■ Problem to solve
In your copy, leave out the pictures; write out all the data exactly.

■ Figure record listings
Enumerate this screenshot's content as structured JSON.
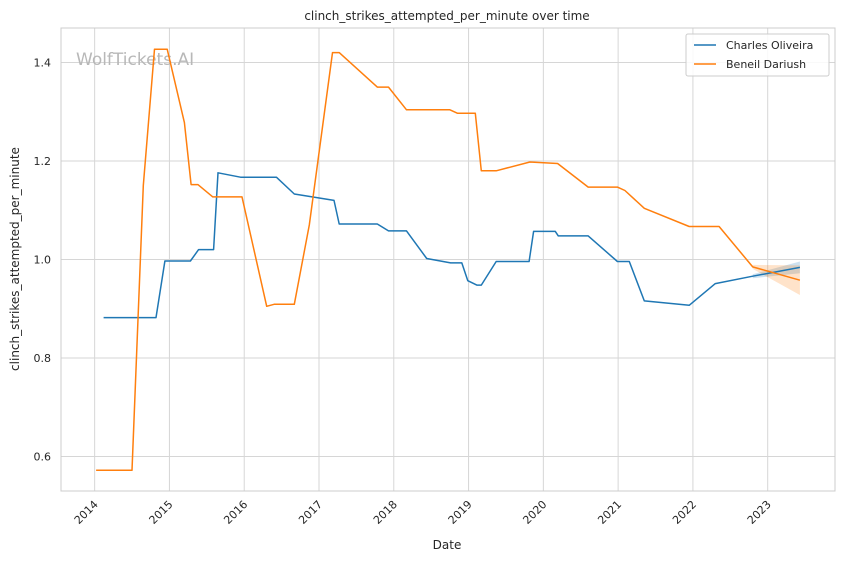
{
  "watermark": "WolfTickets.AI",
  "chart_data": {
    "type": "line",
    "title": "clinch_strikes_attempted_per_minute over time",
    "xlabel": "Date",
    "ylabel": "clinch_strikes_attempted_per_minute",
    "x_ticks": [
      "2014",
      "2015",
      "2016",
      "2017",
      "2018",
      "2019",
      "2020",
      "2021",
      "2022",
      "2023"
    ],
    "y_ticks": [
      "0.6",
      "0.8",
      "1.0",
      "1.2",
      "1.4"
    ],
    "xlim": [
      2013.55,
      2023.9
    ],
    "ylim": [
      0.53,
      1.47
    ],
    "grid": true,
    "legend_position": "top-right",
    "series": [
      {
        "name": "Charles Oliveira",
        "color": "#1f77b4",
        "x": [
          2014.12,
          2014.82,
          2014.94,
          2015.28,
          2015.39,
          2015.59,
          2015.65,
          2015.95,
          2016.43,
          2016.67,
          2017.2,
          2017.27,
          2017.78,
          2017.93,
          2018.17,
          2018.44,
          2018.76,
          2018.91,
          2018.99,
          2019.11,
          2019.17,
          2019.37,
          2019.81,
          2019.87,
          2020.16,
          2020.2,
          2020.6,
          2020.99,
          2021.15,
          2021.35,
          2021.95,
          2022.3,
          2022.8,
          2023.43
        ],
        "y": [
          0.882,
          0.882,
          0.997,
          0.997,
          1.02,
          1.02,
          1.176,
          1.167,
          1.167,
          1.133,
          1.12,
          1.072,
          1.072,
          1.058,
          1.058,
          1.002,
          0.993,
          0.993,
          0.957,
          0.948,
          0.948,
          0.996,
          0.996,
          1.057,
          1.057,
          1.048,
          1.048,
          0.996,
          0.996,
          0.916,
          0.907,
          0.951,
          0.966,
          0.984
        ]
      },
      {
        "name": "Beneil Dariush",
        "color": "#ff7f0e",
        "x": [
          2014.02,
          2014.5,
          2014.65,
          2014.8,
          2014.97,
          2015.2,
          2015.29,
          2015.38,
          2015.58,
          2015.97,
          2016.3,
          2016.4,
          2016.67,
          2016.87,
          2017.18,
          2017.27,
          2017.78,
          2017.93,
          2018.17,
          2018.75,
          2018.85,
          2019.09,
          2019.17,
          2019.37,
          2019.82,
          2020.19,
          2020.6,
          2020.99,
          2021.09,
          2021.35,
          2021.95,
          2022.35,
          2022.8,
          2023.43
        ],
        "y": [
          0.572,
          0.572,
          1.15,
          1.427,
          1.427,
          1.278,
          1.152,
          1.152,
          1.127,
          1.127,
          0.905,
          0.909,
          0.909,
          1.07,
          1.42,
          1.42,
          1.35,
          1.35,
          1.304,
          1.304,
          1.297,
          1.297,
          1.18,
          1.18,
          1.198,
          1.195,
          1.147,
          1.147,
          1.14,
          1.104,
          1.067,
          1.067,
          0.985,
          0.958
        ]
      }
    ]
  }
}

■ Answer below
Enumerate this screenshot's content as structured JSON.
{
  "watermark": "WolfTickets.AI",
  "chart_data": {
    "type": "line",
    "title": "clinch_strikes_attempted_per_minute over time",
    "xlabel": "Date",
    "ylabel": "clinch_strikes_attempted_per_minute",
    "x_ticks": [
      "2014",
      "2015",
      "2016",
      "2017",
      "2018",
      "2019",
      "2020",
      "2021",
      "2022",
      "2023"
    ],
    "y_ticks": [
      "0.6",
      "0.8",
      "1.0",
      "1.2",
      "1.4"
    ],
    "xlim": [
      2013.55,
      2023.9
    ],
    "ylim": [
      0.53,
      1.47
    ],
    "grid": true,
    "legend_position": "top-right",
    "series": [
      {
        "name": "Charles Oliveira",
        "color": "#1f77b4",
        "x": [
          2014.12,
          2014.82,
          2014.94,
          2015.28,
          2015.39,
          2015.59,
          2015.65,
          2015.95,
          2016.43,
          2016.67,
          2017.2,
          2017.27,
          2017.78,
          2017.93,
          2018.17,
          2018.44,
          2018.76,
          2018.91,
          2018.99,
          2019.11,
          2019.17,
          2019.37,
          2019.81,
          2019.87,
          2020.16,
          2020.2,
          2020.6,
          2020.99,
          2021.15,
          2021.35,
          2021.95,
          2022.3,
          2022.8,
          2023.43
        ],
        "y": [
          0.882,
          0.882,
          0.997,
          0.997,
          1.02,
          1.02,
          1.176,
          1.167,
          1.167,
          1.133,
          1.12,
          1.072,
          1.072,
          1.058,
          1.058,
          1.002,
          0.993,
          0.993,
          0.957,
          0.948,
          0.948,
          0.996,
          0.996,
          1.057,
          1.057,
          1.048,
          1.048,
          0.996,
          0.996,
          0.916,
          0.907,
          0.951,
          0.966,
          0.984
        ]
      },
      {
        "name": "Beneil Dariush",
        "color": "#ff7f0e",
        "x": [
          2014.02,
          2014.5,
          2014.65,
          2014.8,
          2014.97,
          2015.2,
          2015.29,
          2015.38,
          2015.58,
          2015.97,
          2016.3,
          2016.4,
          2016.67,
          2016.87,
          2017.18,
          2017.27,
          2017.78,
          2017.93,
          2018.17,
          2018.75,
          2018.85,
          2019.09,
          2019.17,
          2019.37,
          2019.82,
          2020.19,
          2020.6,
          2020.99,
          2021.09,
          2021.35,
          2021.95,
          2022.35,
          2022.8,
          2023.43
        ],
        "y": [
          0.572,
          0.572,
          1.15,
          1.427,
          1.427,
          1.278,
          1.152,
          1.152,
          1.127,
          1.127,
          0.905,
          0.909,
          0.909,
          1.07,
          1.42,
          1.42,
          1.35,
          1.35,
          1.304,
          1.304,
          1.297,
          1.297,
          1.18,
          1.18,
          1.198,
          1.195,
          1.147,
          1.147,
          1.14,
          1.104,
          1.067,
          1.067,
          0.985,
          0.958
        ]
      }
    ]
  }
}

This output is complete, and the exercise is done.